[Supplied entries]:
┄┄┄┄┄┄┄┄┄┄

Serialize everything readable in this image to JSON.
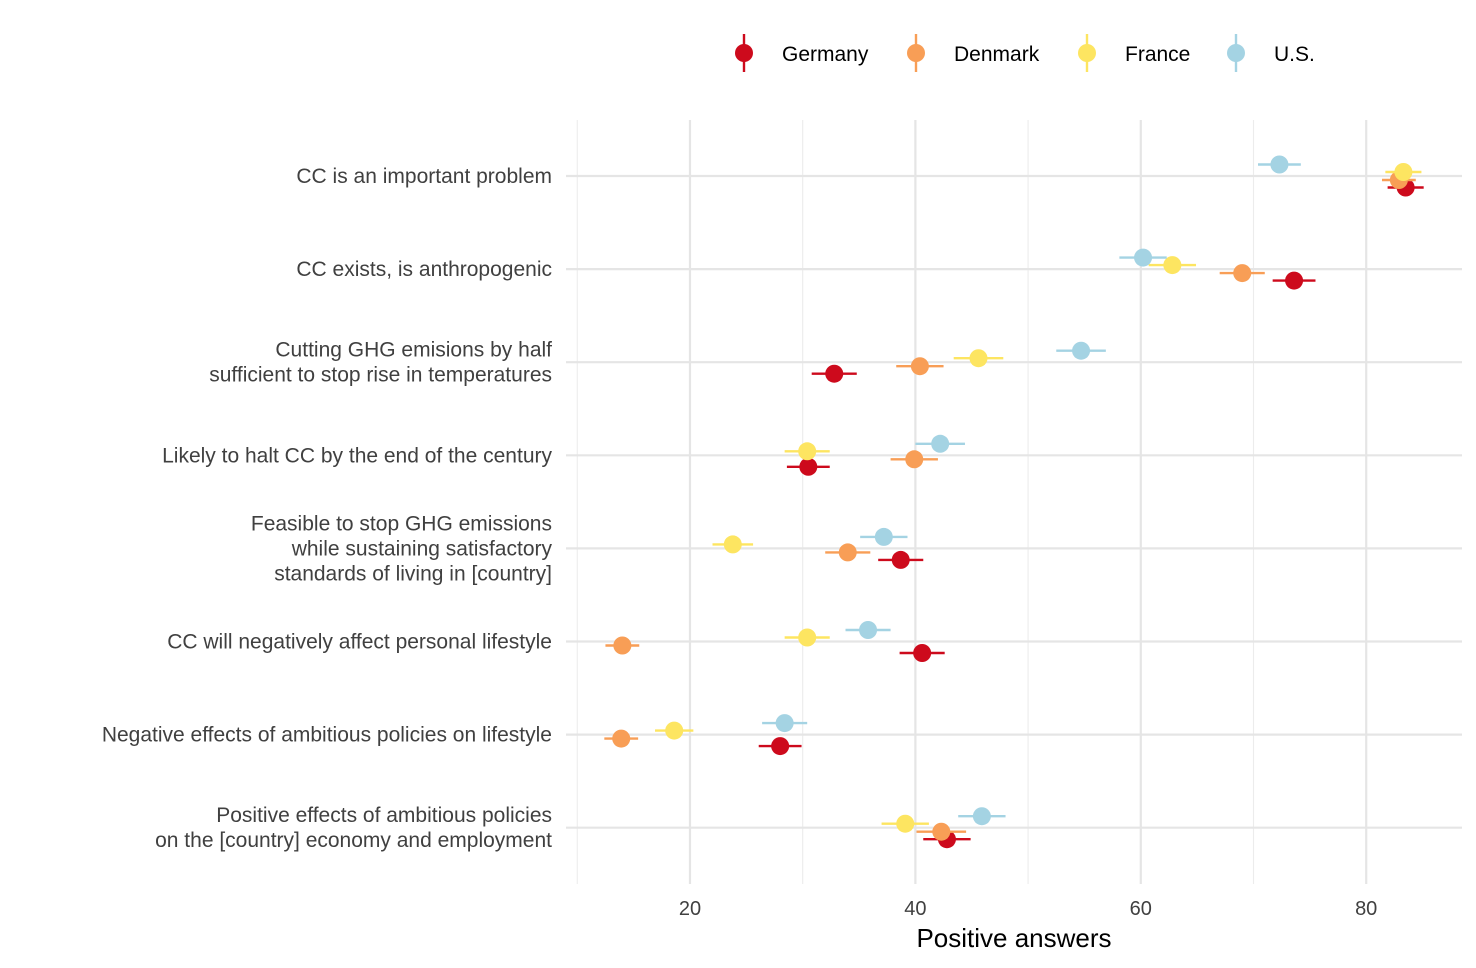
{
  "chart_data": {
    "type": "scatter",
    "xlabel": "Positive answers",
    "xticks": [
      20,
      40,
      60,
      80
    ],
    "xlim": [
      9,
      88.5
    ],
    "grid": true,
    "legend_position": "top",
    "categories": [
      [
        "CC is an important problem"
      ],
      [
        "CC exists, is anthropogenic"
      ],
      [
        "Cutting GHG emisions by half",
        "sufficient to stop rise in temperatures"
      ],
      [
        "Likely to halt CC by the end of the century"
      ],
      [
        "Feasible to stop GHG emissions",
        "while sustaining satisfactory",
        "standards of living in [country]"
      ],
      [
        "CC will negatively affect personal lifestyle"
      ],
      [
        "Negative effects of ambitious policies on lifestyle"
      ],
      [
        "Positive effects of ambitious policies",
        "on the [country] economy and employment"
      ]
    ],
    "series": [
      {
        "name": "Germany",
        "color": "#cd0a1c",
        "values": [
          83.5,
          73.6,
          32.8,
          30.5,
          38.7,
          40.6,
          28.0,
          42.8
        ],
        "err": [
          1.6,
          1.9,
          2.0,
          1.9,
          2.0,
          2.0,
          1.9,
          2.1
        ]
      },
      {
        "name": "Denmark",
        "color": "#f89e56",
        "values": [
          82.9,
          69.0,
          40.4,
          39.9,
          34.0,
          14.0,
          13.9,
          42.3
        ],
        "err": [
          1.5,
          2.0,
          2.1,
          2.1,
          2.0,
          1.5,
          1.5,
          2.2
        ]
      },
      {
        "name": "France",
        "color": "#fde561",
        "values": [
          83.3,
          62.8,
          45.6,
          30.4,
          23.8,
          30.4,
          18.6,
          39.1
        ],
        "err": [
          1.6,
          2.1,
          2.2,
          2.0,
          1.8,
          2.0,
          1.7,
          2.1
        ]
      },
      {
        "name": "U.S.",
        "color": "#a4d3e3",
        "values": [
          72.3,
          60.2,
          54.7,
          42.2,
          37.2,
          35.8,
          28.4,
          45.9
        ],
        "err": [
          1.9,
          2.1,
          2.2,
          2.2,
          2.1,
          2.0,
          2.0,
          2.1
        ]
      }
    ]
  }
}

┄┄┄┄┄┄┄┄┄┄

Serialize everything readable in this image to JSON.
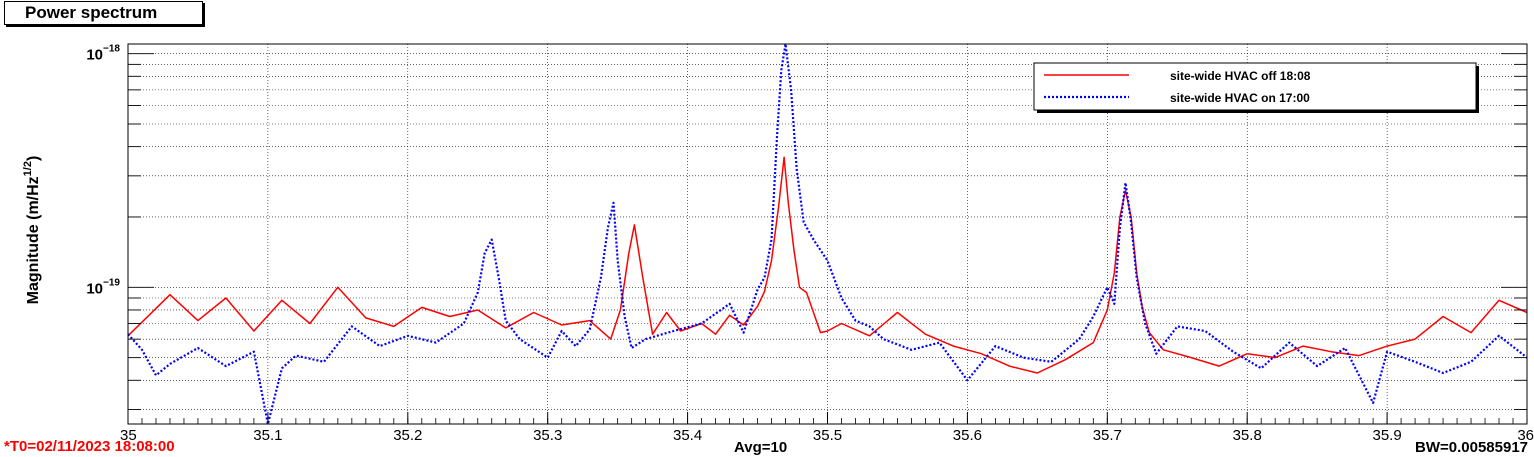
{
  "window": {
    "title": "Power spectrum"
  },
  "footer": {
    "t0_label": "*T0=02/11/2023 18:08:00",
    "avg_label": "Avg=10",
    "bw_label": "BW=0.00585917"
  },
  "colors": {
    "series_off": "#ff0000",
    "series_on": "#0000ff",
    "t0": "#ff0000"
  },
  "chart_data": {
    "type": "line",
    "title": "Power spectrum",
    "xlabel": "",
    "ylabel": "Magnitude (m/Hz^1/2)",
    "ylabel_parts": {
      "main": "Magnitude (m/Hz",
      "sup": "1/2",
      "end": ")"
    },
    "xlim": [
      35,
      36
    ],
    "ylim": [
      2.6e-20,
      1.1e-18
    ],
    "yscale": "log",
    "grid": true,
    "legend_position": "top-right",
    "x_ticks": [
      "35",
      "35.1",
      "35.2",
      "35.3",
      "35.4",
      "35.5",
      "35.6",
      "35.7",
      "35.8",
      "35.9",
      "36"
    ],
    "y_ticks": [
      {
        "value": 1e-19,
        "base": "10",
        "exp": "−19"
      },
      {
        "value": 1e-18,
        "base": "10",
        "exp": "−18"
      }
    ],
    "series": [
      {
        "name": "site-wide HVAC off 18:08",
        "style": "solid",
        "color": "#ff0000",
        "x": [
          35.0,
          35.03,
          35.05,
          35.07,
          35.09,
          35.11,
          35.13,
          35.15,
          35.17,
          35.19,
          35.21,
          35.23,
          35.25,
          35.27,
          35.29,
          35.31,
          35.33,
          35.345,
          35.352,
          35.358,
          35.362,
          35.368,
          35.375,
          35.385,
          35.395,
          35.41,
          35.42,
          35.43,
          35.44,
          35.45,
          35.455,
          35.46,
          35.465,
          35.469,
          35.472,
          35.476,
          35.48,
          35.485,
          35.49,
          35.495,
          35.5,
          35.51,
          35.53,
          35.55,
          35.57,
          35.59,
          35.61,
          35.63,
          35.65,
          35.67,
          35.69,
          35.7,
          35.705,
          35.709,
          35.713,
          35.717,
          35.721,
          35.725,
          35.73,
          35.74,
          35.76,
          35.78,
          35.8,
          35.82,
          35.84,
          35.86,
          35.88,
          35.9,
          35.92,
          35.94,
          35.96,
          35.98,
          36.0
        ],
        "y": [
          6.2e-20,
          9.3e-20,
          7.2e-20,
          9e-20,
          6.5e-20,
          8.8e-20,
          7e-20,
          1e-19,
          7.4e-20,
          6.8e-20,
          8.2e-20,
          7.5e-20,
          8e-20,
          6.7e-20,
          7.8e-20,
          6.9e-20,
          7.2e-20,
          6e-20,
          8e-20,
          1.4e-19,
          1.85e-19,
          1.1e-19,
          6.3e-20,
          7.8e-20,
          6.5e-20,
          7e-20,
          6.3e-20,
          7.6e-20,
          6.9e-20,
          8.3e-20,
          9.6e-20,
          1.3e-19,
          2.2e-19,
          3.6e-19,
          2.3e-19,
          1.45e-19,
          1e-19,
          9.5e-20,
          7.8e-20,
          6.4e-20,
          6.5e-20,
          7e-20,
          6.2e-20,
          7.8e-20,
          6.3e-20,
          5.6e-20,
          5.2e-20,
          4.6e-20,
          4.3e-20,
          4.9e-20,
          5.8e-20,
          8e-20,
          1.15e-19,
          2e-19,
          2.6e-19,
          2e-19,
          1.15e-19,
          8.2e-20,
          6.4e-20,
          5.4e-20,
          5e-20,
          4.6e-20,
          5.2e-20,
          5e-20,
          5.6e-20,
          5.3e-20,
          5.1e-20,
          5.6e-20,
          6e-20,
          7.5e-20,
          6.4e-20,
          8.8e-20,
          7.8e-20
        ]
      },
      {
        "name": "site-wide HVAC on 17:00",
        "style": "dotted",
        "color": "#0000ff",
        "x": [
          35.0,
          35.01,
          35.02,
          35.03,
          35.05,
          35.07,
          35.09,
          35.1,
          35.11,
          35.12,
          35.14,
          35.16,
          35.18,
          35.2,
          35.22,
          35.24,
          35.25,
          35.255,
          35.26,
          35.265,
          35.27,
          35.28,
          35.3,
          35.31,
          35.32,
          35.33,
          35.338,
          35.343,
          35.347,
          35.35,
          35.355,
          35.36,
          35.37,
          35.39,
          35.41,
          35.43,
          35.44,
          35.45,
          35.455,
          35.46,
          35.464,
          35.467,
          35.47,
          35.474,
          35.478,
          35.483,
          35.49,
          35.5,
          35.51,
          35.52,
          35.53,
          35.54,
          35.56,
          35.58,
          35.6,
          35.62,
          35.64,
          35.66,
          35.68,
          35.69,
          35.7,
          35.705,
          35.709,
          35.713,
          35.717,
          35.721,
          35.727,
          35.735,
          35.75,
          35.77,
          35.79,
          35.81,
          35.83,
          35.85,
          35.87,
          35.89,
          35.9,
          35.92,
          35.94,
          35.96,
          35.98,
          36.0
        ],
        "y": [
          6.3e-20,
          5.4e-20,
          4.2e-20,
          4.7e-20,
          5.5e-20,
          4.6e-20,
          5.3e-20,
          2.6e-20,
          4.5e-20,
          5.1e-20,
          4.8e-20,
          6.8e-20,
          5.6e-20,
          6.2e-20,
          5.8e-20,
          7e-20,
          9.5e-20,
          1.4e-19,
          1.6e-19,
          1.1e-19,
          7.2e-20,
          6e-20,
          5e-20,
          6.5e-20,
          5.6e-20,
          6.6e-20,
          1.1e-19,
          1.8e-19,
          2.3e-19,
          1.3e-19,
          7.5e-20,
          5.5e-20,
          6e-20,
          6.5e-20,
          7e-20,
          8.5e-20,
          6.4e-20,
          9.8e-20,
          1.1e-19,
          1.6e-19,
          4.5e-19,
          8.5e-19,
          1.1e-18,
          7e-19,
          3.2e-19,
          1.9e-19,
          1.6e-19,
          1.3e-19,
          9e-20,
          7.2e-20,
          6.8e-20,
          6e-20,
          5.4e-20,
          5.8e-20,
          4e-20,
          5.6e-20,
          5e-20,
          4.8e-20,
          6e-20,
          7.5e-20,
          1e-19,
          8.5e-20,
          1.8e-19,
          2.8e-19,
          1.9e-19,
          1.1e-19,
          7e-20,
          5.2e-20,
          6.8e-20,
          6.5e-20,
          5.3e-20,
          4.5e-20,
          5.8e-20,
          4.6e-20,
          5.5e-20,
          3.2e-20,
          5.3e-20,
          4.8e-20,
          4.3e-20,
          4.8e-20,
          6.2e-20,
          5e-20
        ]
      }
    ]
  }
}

┄┄┄┄┄┄┄┄┄┄

[Written request]: In the entries above, count every line containing the word "title". Write only the total.

[Final result]: 2